======== Exercise material ========

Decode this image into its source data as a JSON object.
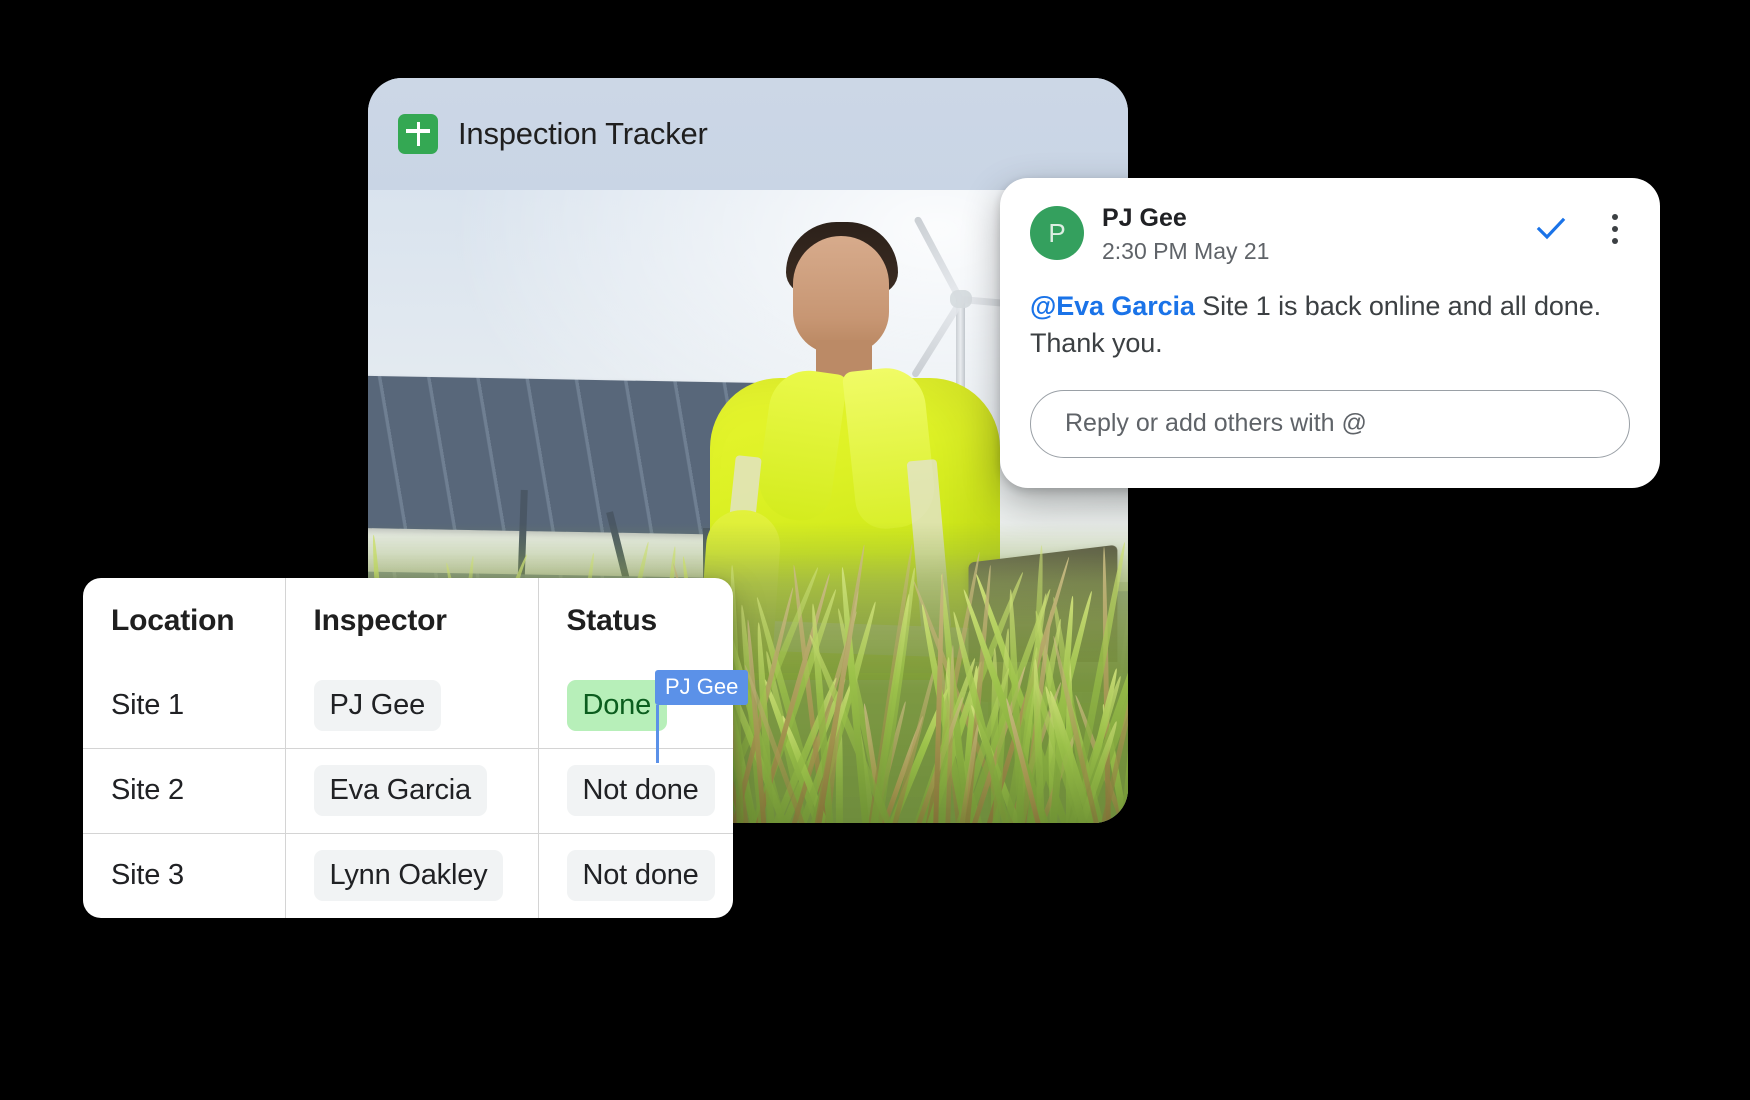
{
  "photo_card": {
    "app_icon": "google-sheets-icon",
    "title": "Inspection Tracker",
    "photo_alt": "Worker in hi-vis jacket using a laptop in a field with solar panels and a wind turbine"
  },
  "comment": {
    "avatar_initial": "P",
    "author": "PJ Gee",
    "timestamp": "2:30 PM May 21",
    "resolve_icon": "check-icon",
    "more_icon": "more-vertical-icon",
    "mention": "@Eva Garcia",
    "body": " Site 1 is back online and all done. Thank you.",
    "reply_placeholder": "Reply or add others with @",
    "reply_value": "",
    "accent_color": "#1a73e8",
    "avatar_color": "#34a05e"
  },
  "table": {
    "headers": [
      "Location",
      "Inspector",
      "Status"
    ],
    "rows": [
      {
        "location": "Site 1",
        "inspector": "PJ Gee",
        "status": "Done",
        "status_state": "done"
      },
      {
        "location": "Site 2",
        "inspector": "Eva Garcia",
        "status": "Not done",
        "status_state": "not-done"
      },
      {
        "location": "Site 3",
        "inspector": "Lynn Oakley",
        "status": "Not done",
        "status_state": "not-done"
      }
    ],
    "done_chip_color": "#b7efb9",
    "done_text_color": "#0b5d1e",
    "chip_color": "#f1f3f4"
  },
  "collaborator_cursor": {
    "label": "PJ Gee",
    "color": "#5b91e8"
  }
}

========

=== Requirements ===
Your task is to repeat the data above exactly while excluding the pictures.

=== Final result ===
Decode this image into its source data as a JSON object.
{
  "photo_card": {
    "app_icon": "google-sheets-icon",
    "title": "Inspection Tracker",
    "photo_alt": "Worker in hi-vis jacket using a laptop in a field with solar panels and a wind turbine"
  },
  "comment": {
    "avatar_initial": "P",
    "author": "PJ Gee",
    "timestamp": "2:30 PM May 21",
    "resolve_icon": "check-icon",
    "more_icon": "more-vertical-icon",
    "mention": "@Eva Garcia",
    "body": " Site 1 is back online and all done. Thank you.",
    "reply_placeholder": "Reply or add others with @",
    "reply_value": "",
    "accent_color": "#1a73e8",
    "avatar_color": "#34a05e"
  },
  "table": {
    "headers": [
      "Location",
      "Inspector",
      "Status"
    ],
    "rows": [
      {
        "location": "Site 1",
        "inspector": "PJ Gee",
        "status": "Done",
        "status_state": "done"
      },
      {
        "location": "Site 2",
        "inspector": "Eva Garcia",
        "status": "Not done",
        "status_state": "not-done"
      },
      {
        "location": "Site 3",
        "inspector": "Lynn Oakley",
        "status": "Not done",
        "status_state": "not-done"
      }
    ],
    "done_chip_color": "#b7efb9",
    "done_text_color": "#0b5d1e",
    "chip_color": "#f1f3f4"
  },
  "collaborator_cursor": {
    "label": "PJ Gee",
    "color": "#5b91e8"
  }
}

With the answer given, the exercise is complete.